---------- Supplied data ----------

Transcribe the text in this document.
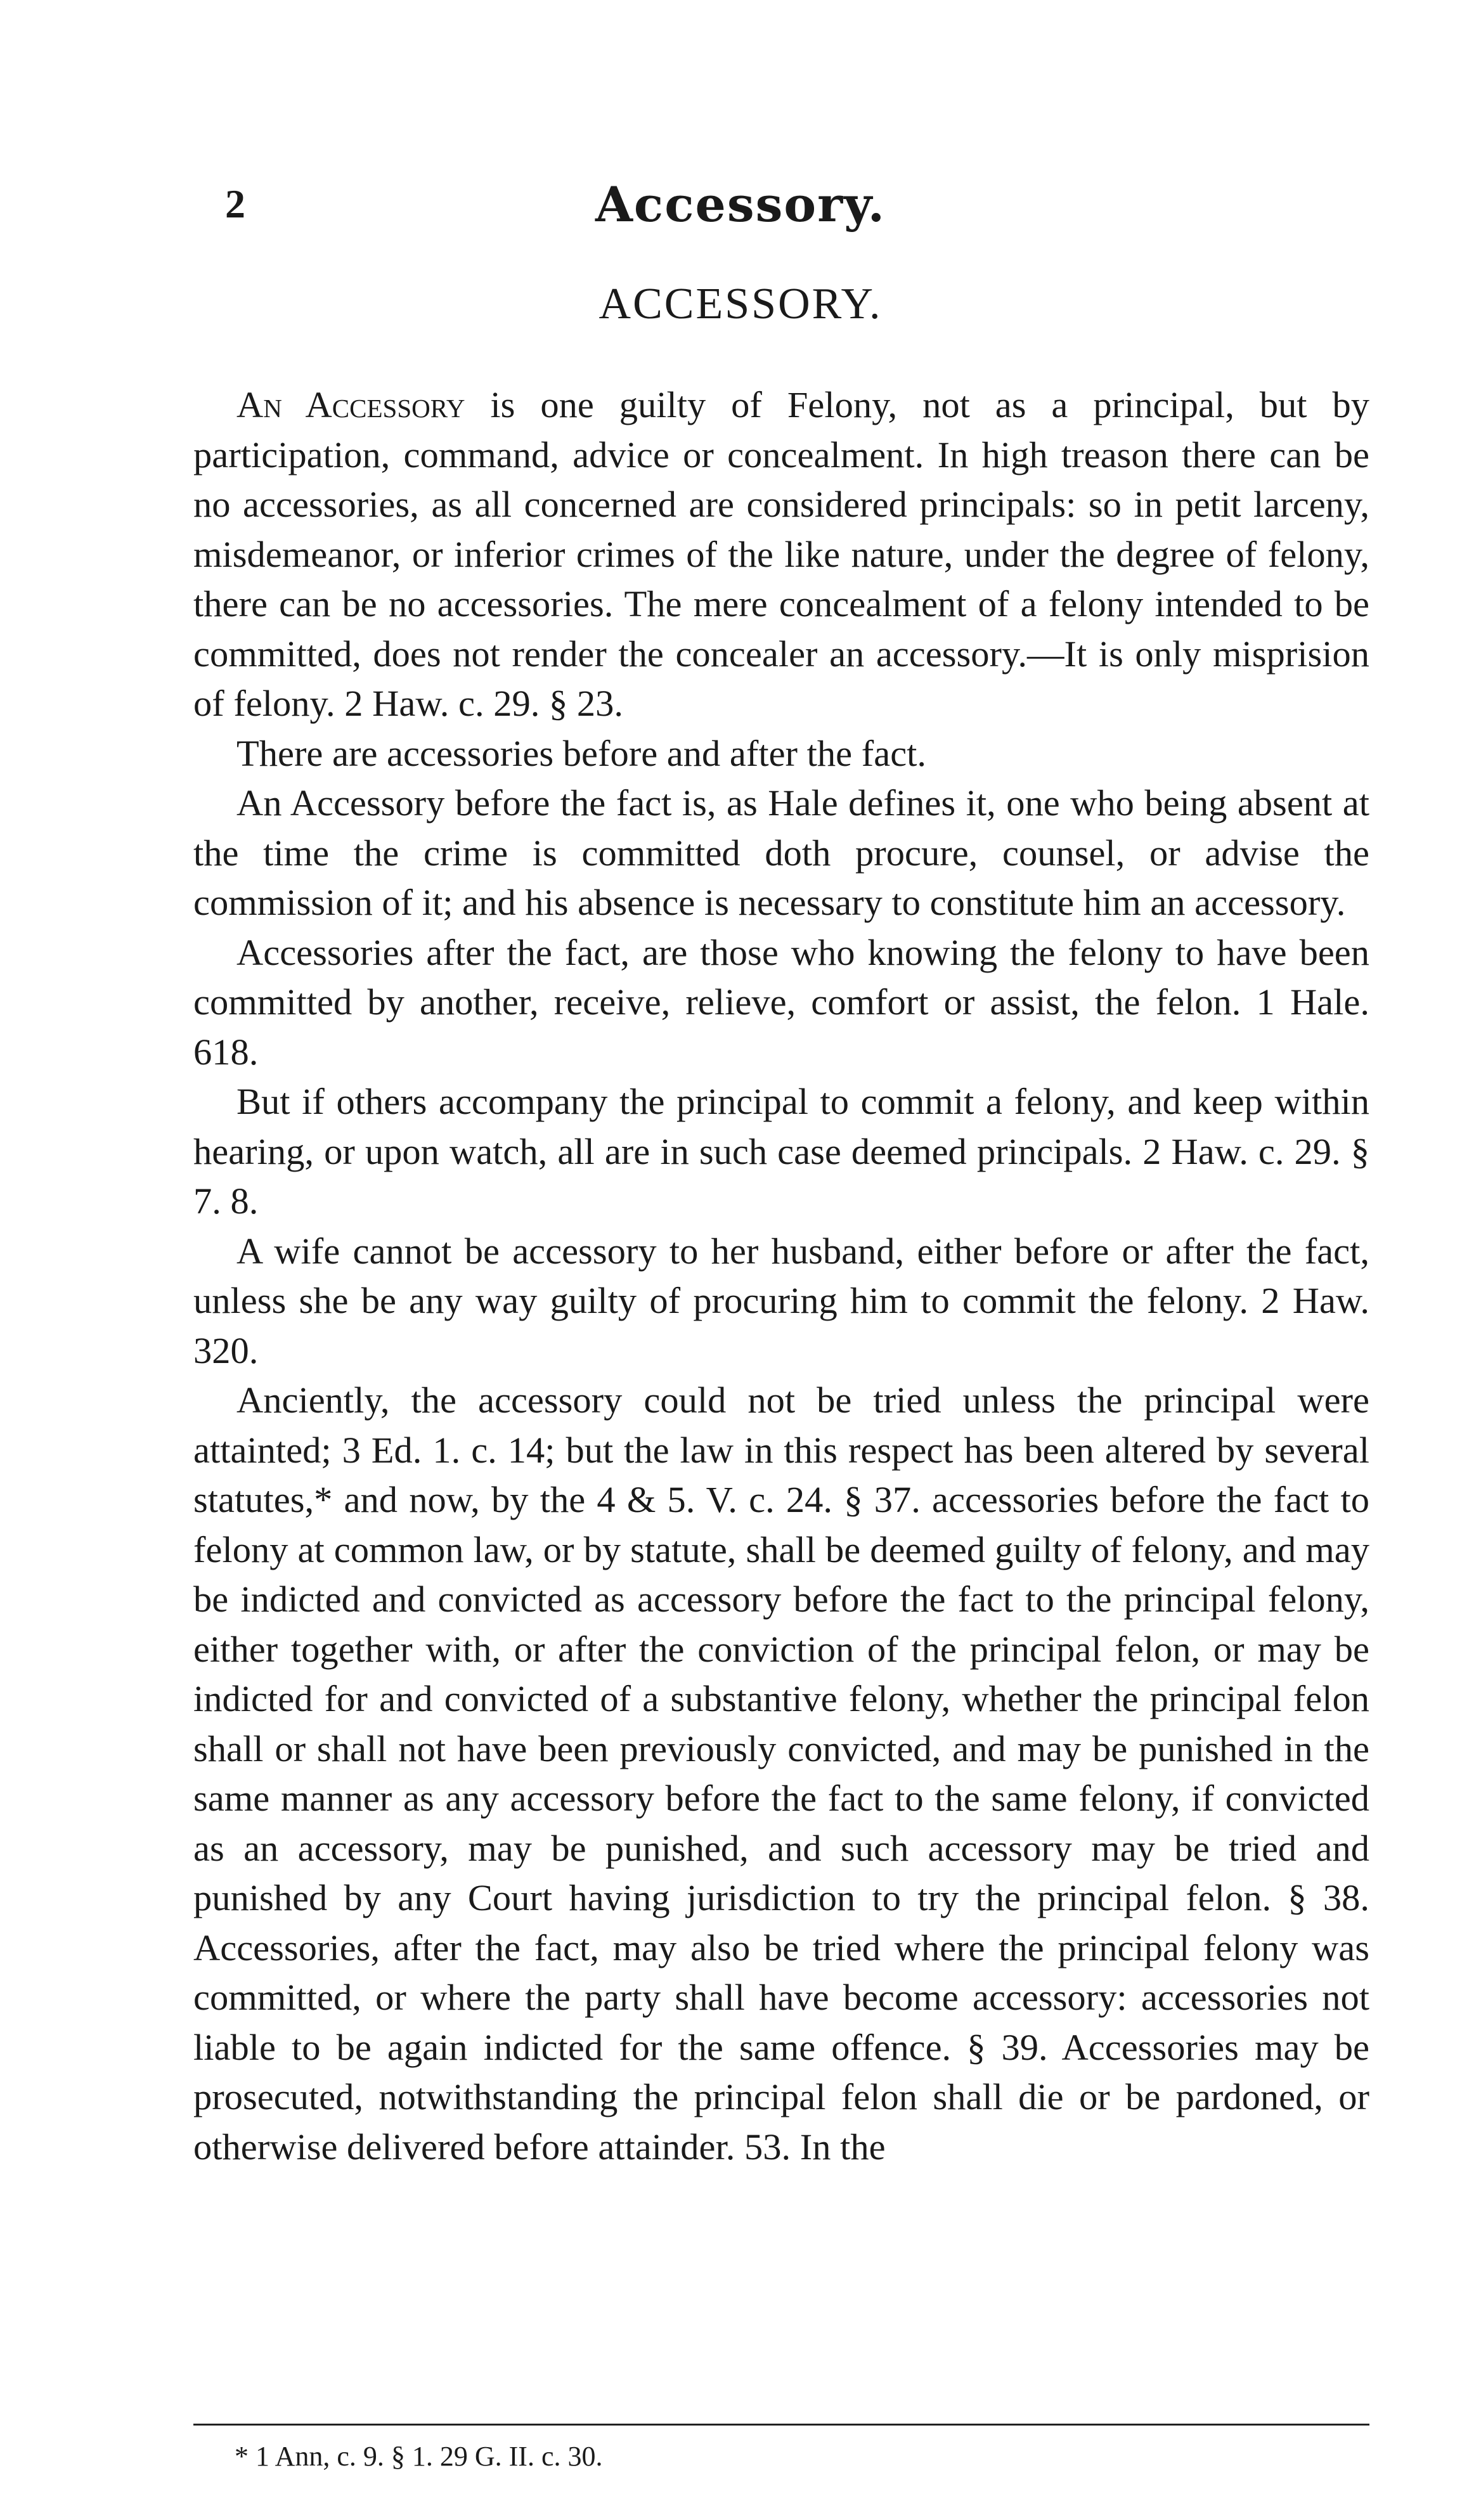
2	Accessory.
ACCESSORY.

An Accessory is one guilty of Felony, not as a principal, but by participation, command, advice or concealment. In high treason there can be no accessories, as all concerned are considered principals: so in petit larceny, misdemeanor, or inferior crimes of the like nature, under the degree of felony, there can be no accessories. The mere concealment of a felony intended to be committed, does not render the concealer an accessory.—It is only misprision of felony. 2 Haw. c. 29. § 23.

There are accessories before and after the fact.

An Accessory before the fact is, as Hale defines it, one who being absent at the time the crime is committed doth procure, counsel, or advise the commission of it; and his absence is necessary to constitute him an accessory.

Accessories after the fact, are those who knowing the felony to have been committed by another, receive, relieve, comfort or assist, the felon. 1 Hale. 618.

But if others accompany the principal to commit a felony, and keep within hearing, or upon watch, all are in such case deemed principals. 2 Haw. c. 29. § 7. 8.

A wife cannot be accessory to her husband, either before or after the fact, unless she be any way guilty of procuring him to commit the felony. 2 Haw. 320.

Anciently, the accessory could not be tried unless the principal were attainted; 3 Ed. 1. c. 14; but the law in this respect has been altered by several statutes,* and now, by the 4 & 5. V. c. 24. § 37. accessories before the fact to felony at common law, or by statute, shall be deemed guilty of felony, and may be indicted and convicted as accessory before the fact to the principal felony, either together with, or after the conviction of the principal felon, or may be indicted for and convicted of a substantive felony, whether the principal felon shall or shall not have been previously convicted, and may be punished in the same manner as any accessory before the fact to the same felony, if convicted as an accessory, may be punished, and such accessory may be tried and punished by any Court having jurisdiction to try the principal felon. § 38. Accessories, after the fact, may also be tried where the principal felony was committed, or where the party shall have become accessory: accessories not liable to be again indicted for the same offence. § 39. Accessories may be prosecuted, notwithstanding the principal felon shall die or be pardoned, or otherwise delivered before attainder. 53. In the

* 1 Ann, c. 9. § 1. 29 G. II. c. 30.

----------

_Goal of the exercise_. Repeat the full listing above exactly, with no pictures in the copy.

_Completed task_.
Transcribe the text in this document.
2	Accessory.
ACCESSORY.

An Accessory is one guilty of Felony, not as a principal, but by participation, command, advice or concealment. In high treason there can be no accessories, as all concerned are considered principals: so in petit larceny, misdemeanor, or inferior crimes of the like nature, under the degree of felony, there can be no accessories. The mere concealment of a felony intended to be committed, does not render the concealer an accessory.—It is only misprision of felony. 2 Haw. c. 29. § 23.

There are accessories before and after the fact.

An Accessory before the fact is, as Hale defines it, one who being absent at the time the crime is committed doth procure, counsel, or advise the commission of it; and his absence is necessary to constitute him an accessory.

Accessories after the fact, are those who knowing the felony to have been committed by another, receive, relieve, comfort or assist, the felon. 1 Hale. 618.

But if others accompany the principal to commit a felony, and keep within hearing, or upon watch, all are in such case deemed principals. 2 Haw. c. 29. § 7. 8.

A wife cannot be accessory to her husband, either before or after the fact, unless she be any way guilty of procuring him to commit the felony. 2 Haw. 320.

Anciently, the accessory could not be tried unless the principal were attainted; 3 Ed. 1. c. 14; but the law in this respect has been altered by several statutes,* and now, by the 4 & 5. V. c. 24. § 37. accessories before the fact to felony at common law, or by statute, shall be deemed guilty of felony, and may be indicted and convicted as accessory before the fact to the principal felony, either together with, or after the conviction of the principal felon, or may be indicted for and convicted of a substantive felony, whether the principal felon shall or shall not have been previously convicted, and may be punished in the same manner as any accessory before the fact to the same felony, if convicted as an accessory, may be punished, and such accessory may be tried and punished by any Court having jurisdiction to try the principal felon. § 38. Accessories, after the fact, may also be tried where the principal felony was committed, or where the party shall have become accessory: accessories not liable to be again indicted for the same offence. § 39. Accessories may be prosecuted, notwithstanding the principal felon shall die or be pardoned, or otherwise delivered before attainder. 53. In the

* 1 Ann, c. 9. § 1. 29 G. II. c. 30.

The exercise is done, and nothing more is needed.